The problem
Note each line of the listing that contains the string "Measure", and copy it.

───

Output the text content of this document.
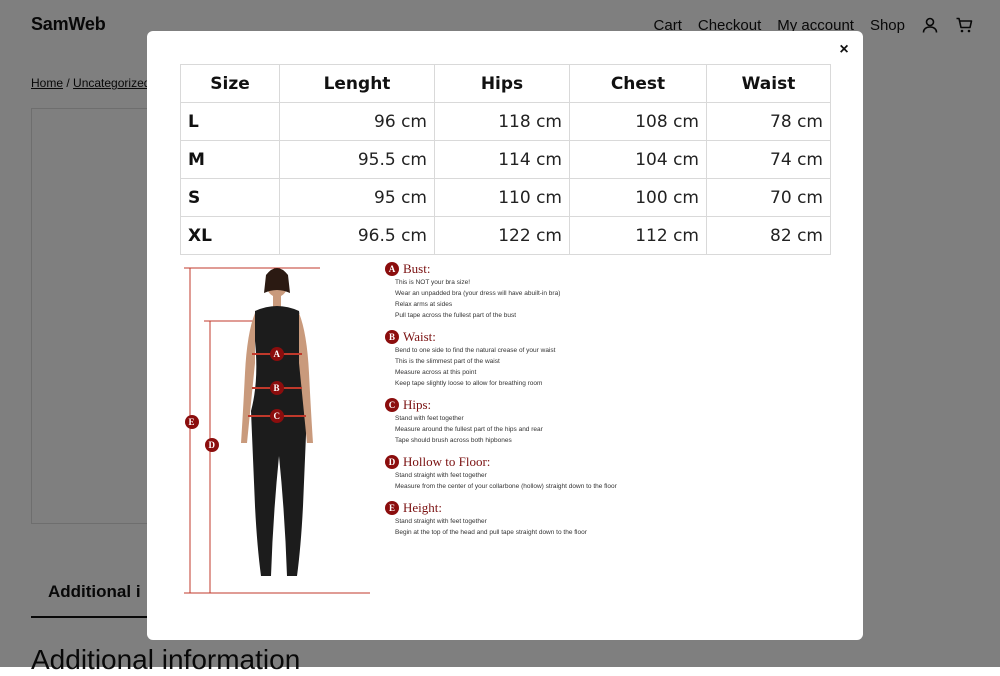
×
Size	Lenght	Hips	Chest	Waist
L	96 cm	118 cm	108 cm	78 cm
M	95.5 cm	114 cm	104 cm	74 cm
S	95 cm	110 cm	100 cm	70 cm
XL	96.5 cm	122 cm	112 cm	82 cm
A
B
C
E
D
A Bust:
This is NOT your bra size!
Wear an unpadded bra (your dress will have abuilt-in bra)
Relax arms at sides
Pull tape across the fullest part of the bust
B Waist:
Bend to one side to find the natural crease of your waist
This is the slimmest part of the waist
Measure across at this point
Keep tape slightly loose to allow for breathing room
C Hips:
Stand with feet together
Measure around the fullest part of the hips and rear
Tape should brush across both hipbones
D Hollow to Floor:
Stand straight with feet together
Measure from the center of your collarbone (hollow) straight down to the floor
E Height:
Stand straight with feet together
Begin at the top of the head and pull tape straight down to the floor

───

Task answer
Measure across at this point
Measure around the fullest part of the hips and rear
Measure from the center of your collarbone (hollow) straight down to the floor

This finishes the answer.